## BEGIN EXCERPT

It’s now been six weeks since the Twitter Board agreed to a $44 billion hostile takeover offer from Elon Musk – so where are things placed at this stage?

After much speculation, it now appears that Musk is indeed looking to pull out of the deal entirely, according to a new SEC filing.

In a letter sent to Twitter’s Chief Legal Officer Vijaya Gadde, Musk’s team has asserted that Twitter has breached the terms of the takeover deal by refusing to provide more insight into the number of fake profiles on its platform, which Twitter pegs at 5% of its active user count. Musk himself has publicly questioned this figure, and now, he appears to be looking to use this as a means to back out of his takeover bid.

As per the SEC note:

Based on Twitter’s behavior to date, and the company’s latest correspondence in particular, Mr. Musk believes the company is actively resisting and thwarting his information rights (and the company’s corresponding obligations) under the merger agreement. This is a clear material breach of Twitter’s obligations under the merger agreement and Mr. Musk reserves all rights resulting therefrom, including his right not to consummate the transaction and his right to terminate the merger agreement.

Musk’s team says that, despite repeated requests, Twitter has refused to elaborate on this 5% figure, which Musk believes is far too low to be accurate. Musk’s team argues that the accuracy of this data is critical in securing financing for Elon’s Twitter bid, and if Twitter can’t provide more detail to reinforce this figure, that would be tantamount to a breach of the deal terms, which would enable Musk to exit his takeover push.

Which is not quite how Twitter sees it.

Twitter has argued that its 5% fake profile figure is accurate, based on its own sampling and reporting, through processes which have been accepted by the SEC in the past, and as such, that should be the agreed number under the terms of the deal.

In response to Musk’s latest SEC letter, Twitter has continued to stand by its position on this front:

“Twitter has and will continue to cooperatively share information with Mr. Musk to consummate the transaction in accordance with the terms of the merger agreement. We believe this agreement is in the best interest of all shareholders. We intend to close the transaction and enforce the merger agreement at the agreed price and terms.”

So can Musk actually pull out of the deal if he stands by the argument that Twitter’s fake profile counts are not right?

Well, maybe.

In his early push to accelerate his Twitter deal, Musk did waive various due diligence measures in order to hasten his takeover of the app, while there is a $1 billion break clause built into the deal’s terms which Musk would have to pay, one way or another. But most experts seem to be stumped as to whether Musk could use this clause as a deal-breaker – largely because really, Musk is probably right, and there probably is a lot more fake accounts and bots active on Twitter than the company is acknowledging.

## END EXCERPT

**EXERCISES TO COMPLETE**
1) According to the Twitter takeover excerpt, what share of its active user count does Twitter put down to fake profiles?
2) For each statement, say whether the Twitter takeover excerpt supports it, and quote the words that decide it. (a) The Twitter Board agreed to Musk's offer six weeks before the time of writing. (b) Musk's team addressed its letter to Twitter's Chief Financial Officer. (c) The break clause in the deal's terms amounts to $2 billion.
3) Print, word for word, the stretch of the Twitter takeover excerpt from "Which is not" through "of the deal.".
Rely only on the Twitter takeover excerpt and bring in nothing from elsewhere.

## BEGIN STORED DATA

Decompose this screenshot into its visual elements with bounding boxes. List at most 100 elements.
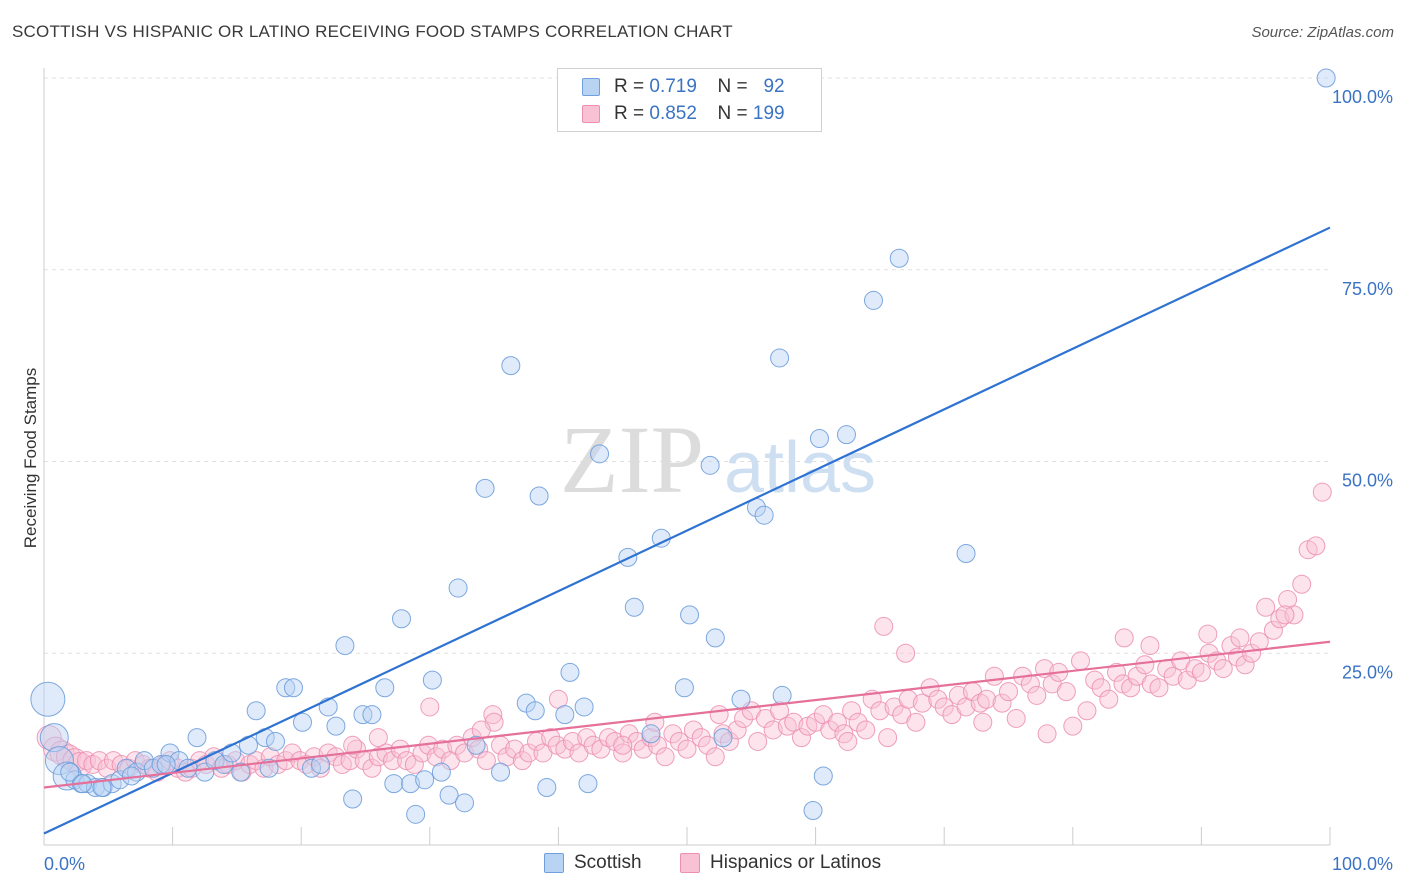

## END STORED DATA

**SOLUTION LIST**
1) 5%

2)
(a) Yes: "It’s now been six weeks since the Twitter Board agreed to a $44 billion hostile takeover offer from Elon Musk"
(b) No: "In a letter sent to Twitter’s Chief Legal Officer Vijaya Gadde"
(c) No: "there is a $1 billion break clause built into the deal’s terms"

3)
Which is not quite how Twitter sees it.

Twitter has argued that its 5% fake profile figure is accurate, based on its own sampling and reporting, through processes which have been accepted by the SEC in the past, and as such, that should be the agreed number under the terms of the deal.